Give back the records below exactly, every one, with no pictures.

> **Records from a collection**
>>>

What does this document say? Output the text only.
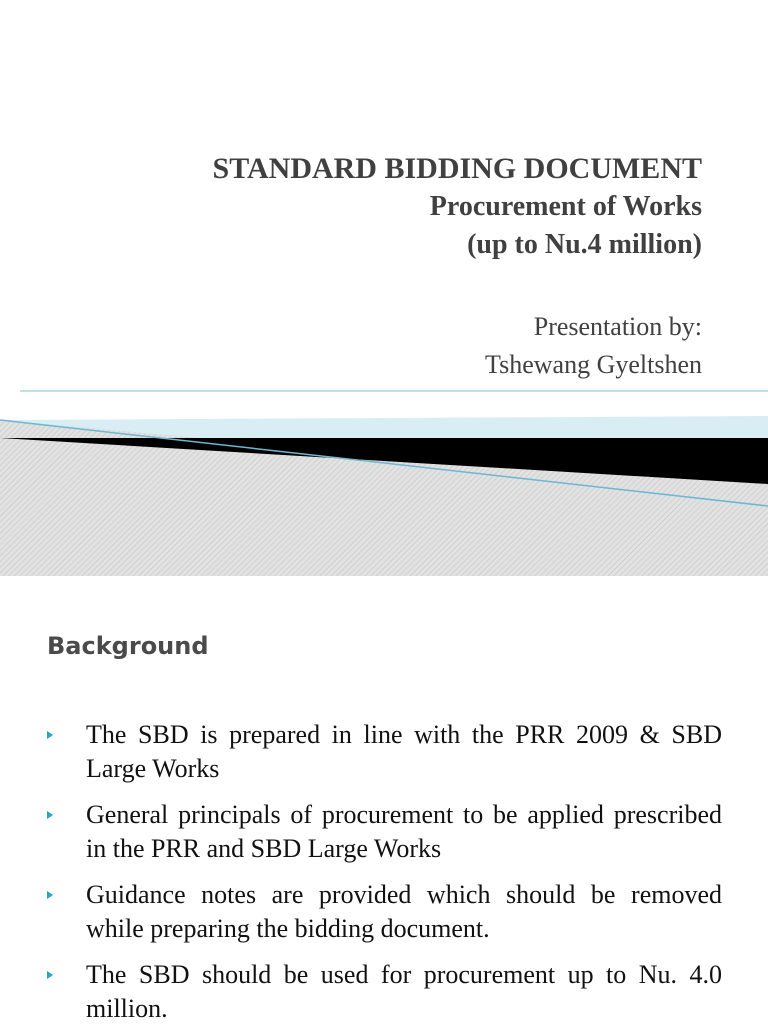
STANDARD BIDDING DOCUMENT
Procurement of Works
(up to Nu.4 million)
Presentation by:
Tshewang Gyeltshen
Background
The SBD is prepared in line with the PRR 2009 & SBD Large Works
General principals of procurement to be applied prescribed in the PRR and SBD Large Works
Guidance notes are provided which should be removed while preparing the bidding document.
The SBD should be used for procurement up to Nu. 4.0 million.
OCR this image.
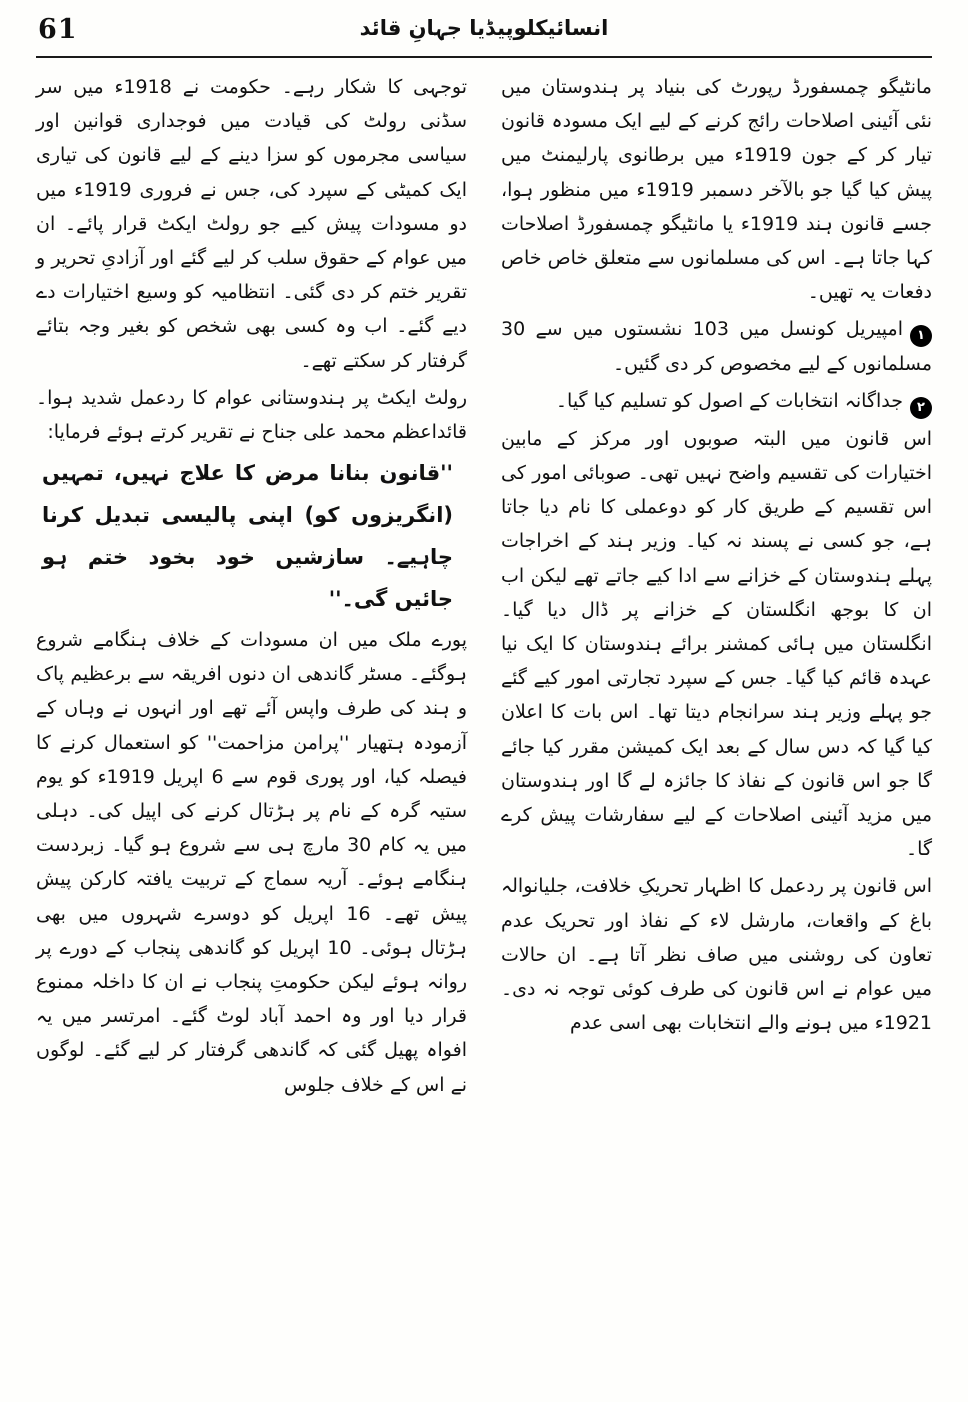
61	انسائیکلوپیڈیا جہانِ قائد

مانٹیگو چمسفورڈ رپورٹ کی بنیاد پر ہندوستان میں نئی آئینی اصلاحات رائج کرنے کے لیے ایک مسودہ قانون تیار کر کے جون 1919ء میں برطانوی پارلیمنٹ میں پیش کیا گیا جو بالآخر دسمبر 1919ء میں منظور ہوا، جسے قانون ہند 1919ء یا مانٹیگو چمسفورڈ اصلاحات کہا جاتا ہے۔ اس کی مسلمانوں سے متعلق خاص خاص دفعات یہ تھیں۔

۱امپیریل کونسل میں 103 نشستوں میں سے 30 مسلمانوں کے لیے مخصوص کر دی گئیں۔

۲جداگانہ انتخابات کے اصول کو تسلیم کیا گیا۔

اس قانون میں البتہ صوبوں اور مرکز کے مابین اختیارات کی تقسیم واضح نہیں تھی۔ صوبائی امور کی اس تقسیم کے طریق کار کو دوعملی کا نام دیا جاتا ہے، جو کسی نے پسند نہ کیا۔ وزیر ہند کے اخراجات پہلے ہندوستان کے خزانے سے ادا کیے جاتے تھے لیکن اب ان کا بوجھ انگلستان کے خزانے پر ڈال دیا گیا۔ انگلستان میں ہائی کمشنر برائے ہندوستان کا ایک نیا عہدہ قائم کیا گیا۔ جس کے سپرد تجارتی امور کیے گئے جو پہلے وزیر ہند سرانجام دیتا تھا۔ اس بات کا اعلان کیا گیا کہ دس سال کے بعد ایک کمیشن مقرر کیا جائے گا جو اس قانون کے نفاذ کا جائزہ لے گا اور ہندوستان میں مزید آئینی اصلاحات کے لیے سفارشات پیش کرے گا۔

اس قانون پر ردعمل کا اظہار تحریکِ خلافت، جلیانوالہ باغ کے واقعات، مارشل لاء کے نفاذ اور تحریک عدم تعاون کی روشنی میں صاف نظر آتا ہے۔ ان حالات میں عوام نے اس قانون کی طرف کوئی توجہ نہ دی۔ 1921ء میں ہونے والے انتخابات بھی اسی عدم

توجہی کا شکار رہے۔ حکومت نے 1918ء میں سر سڈنی رولٹ کی قیادت میں فوجداری قوانین اور سیاسی مجرموں کو سزا دینے کے لیے قانون کی تیاری ایک کمیٹی کے سپرد کی، جس نے فروری 1919ء میں دو مسودات پیش کیے جو رولٹ ایکٹ قرار پائے۔ ان میں عوام کے حقوق سلب کر لیے گئے اور آزادیِ تحریر و تقریر ختم کر دی گئی۔ انتظامیہ کو وسیع اختیارات دے دیے گئے۔ اب وہ کسی بھی شخص کو بغیر وجہ بتائے گرفتار کر سکتے تھے۔

رولٹ ایکٹ پر ہندوستانی عوام کا ردعمل شدید ہوا۔ قائداعظم محمد علی جناح نے تقریر کرتے ہوئے فرمایا:

''قانون بنانا مرض کا علاج نہیں، تمہیں (انگریزوں کو) اپنی پالیسی تبدیل کرنا چاہیے۔ سازشیں خود بخود ختم ہو جائیں گی۔''

پورے ملک میں ان مسودات کے خلاف ہنگامے شروع ہوگئے۔ مسٹر گاندھی ان دنوں افریقہ سے برعظیم پاک و ہند کی طرف واپس آئے تھے اور انہوں نے وہاں کے آزمودہ ہتھیار ''پرامن مزاحمت'' کو استعمال کرنے کا فیصلہ کیا، اور پوری قوم سے 6 اپریل 1919ء کو یوم ستیہ گرہ کے نام پر ہڑتال کرنے کی اپیل کی۔ دہلی میں یہ کام 30 مارچ ہی سے شروع ہو گیا۔ زبردست ہنگامے ہوئے۔ آریہ سماج کے تربیت یافتہ کارکن پیش پیش تھے۔ 16 اپریل کو دوسرے شہروں میں بھی ہڑتال ہوئی۔ 10 اپریل کو گاندھی پنجاب کے دورے پر روانہ ہوئے لیکن حکومتِ پنجاب نے ان کا داخلہ ممنوع قرار دیا اور وہ احمد آباد لوٹ گئے۔ امرتسر میں یہ افواہ پھیل گئی کہ گاندھی گرفتار کر لیے گئے۔ لوگوں نے اس کے خلاف جلوس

<<<

> **Final result**
What does this document say? Output the text only.
STANDARD BIDDING DOCUMENT
Procurement of Works
(up to Nu.4 million)
Presentation by:
Tshewang Gyeltshen
Background
The SBD is prepared in line with the PRR 2009 & SBD Large Works
General principals of procurement to be applied prescribed in the PRR and SBD Large Works
Guidance notes are provided which should be removed while preparing the bidding document.
The SBD should be used for procurement up to Nu. 4.0 million.
OCR this image.
61	انسائیکلوپیڈیا جہانِ قائد

مانٹیگو چمسفورڈ رپورٹ کی بنیاد پر ہندوستان میں نئی آئینی اصلاحات رائج کرنے کے لیے ایک مسودہ قانون تیار کر کے جون 1919ء میں برطانوی پارلیمنٹ میں پیش کیا گیا جو بالآخر دسمبر 1919ء میں منظور ہوا، جسے قانون ہند 1919ء یا مانٹیگو چمسفورڈ اصلاحات کہا جاتا ہے۔ اس کی مسلمانوں سے متعلق خاص خاص دفعات یہ تھیں۔

۱امپیریل کونسل میں 103 نشستوں میں سے 30 مسلمانوں کے لیے مخصوص کر دی گئیں۔

۲جداگانہ انتخابات کے اصول کو تسلیم کیا گیا۔

اس قانون میں البتہ صوبوں اور مرکز کے مابین اختیارات کی تقسیم واضح نہیں تھی۔ صوبائی امور کی اس تقسیم کے طریق کار کو دوعملی کا نام دیا جاتا ہے، جو کسی نے پسند نہ کیا۔ وزیر ہند کے اخراجات پہلے ہندوستان کے خزانے سے ادا کیے جاتے تھے لیکن اب ان کا بوجھ انگلستان کے خزانے پر ڈال دیا گیا۔ انگلستان میں ہائی کمشنر برائے ہندوستان کا ایک نیا عہدہ قائم کیا گیا۔ جس کے سپرد تجارتی امور کیے گئے جو پہلے وزیر ہند سرانجام دیتا تھا۔ اس بات کا اعلان کیا گیا کہ دس سال کے بعد ایک کمیشن مقرر کیا جائے گا جو اس قانون کے نفاذ کا جائزہ لے گا اور ہندوستان میں مزید آئینی اصلاحات کے لیے سفارشات پیش کرے گا۔

اس قانون پر ردعمل کا اظہار تحریکِ خلافت، جلیانوالہ باغ کے واقعات، مارشل لاء کے نفاذ اور تحریک عدم تعاون کی روشنی میں صاف نظر آتا ہے۔ ان حالات میں عوام نے اس قانون کی طرف کوئی توجہ نہ دی۔ 1921ء میں ہونے والے انتخابات بھی اسی عدم

توجہی کا شکار رہے۔ حکومت نے 1918ء میں سر سڈنی رولٹ کی قیادت میں فوجداری قوانین اور سیاسی مجرموں کو سزا دینے کے لیے قانون کی تیاری ایک کمیٹی کے سپرد کی، جس نے فروری 1919ء میں دو مسودات پیش کیے جو رولٹ ایکٹ قرار پائے۔ ان میں عوام کے حقوق سلب کر لیے گئے اور آزادیِ تحریر و تقریر ختم کر دی گئی۔ انتظامیہ کو وسیع اختیارات دے دیے گئے۔ اب وہ کسی بھی شخص کو بغیر وجہ بتائے گرفتار کر سکتے تھے۔

رولٹ ایکٹ پر ہندوستانی عوام کا ردعمل شدید ہوا۔ قائداعظم محمد علی جناح نے تقریر کرتے ہوئے فرمایا:

''قانون بنانا مرض کا علاج نہیں، تمہیں (انگریزوں کو) اپنی پالیسی تبدیل کرنا چاہیے۔ سازشیں خود بخود ختم ہو جائیں گی۔''

پورے ملک میں ان مسودات کے خلاف ہنگامے شروع ہوگئے۔ مسٹر گاندھی ان دنوں افریقہ سے برعظیم پاک و ہند کی طرف واپس آئے تھے اور انہوں نے وہاں کے آزمودہ ہتھیار ''پرامن مزاحمت'' کو استعمال کرنے کا فیصلہ کیا، اور پوری قوم سے 6 اپریل 1919ء کو یوم ستیہ گرہ کے نام پر ہڑتال کرنے کی اپیل کی۔ دہلی میں یہ کام 30 مارچ ہی سے شروع ہو گیا۔ زبردست ہنگامے ہوئے۔ آریہ سماج کے تربیت یافتہ کارکن پیش پیش تھے۔ 16 اپریل کو دوسرے شہروں میں بھی ہڑتال ہوئی۔ 10 اپریل کو گاندھی پنجاب کے دورے پر روانہ ہوئے لیکن حکومتِ پنجاب نے ان کا داخلہ ممنوع قرار دیا اور وہ احمد آباد لوٹ گئے۔ امرتسر میں یہ افواہ پھیل گئی کہ گاندھی گرفتار کر لیے گئے۔ لوگوں نے اس کے خلاف جلوس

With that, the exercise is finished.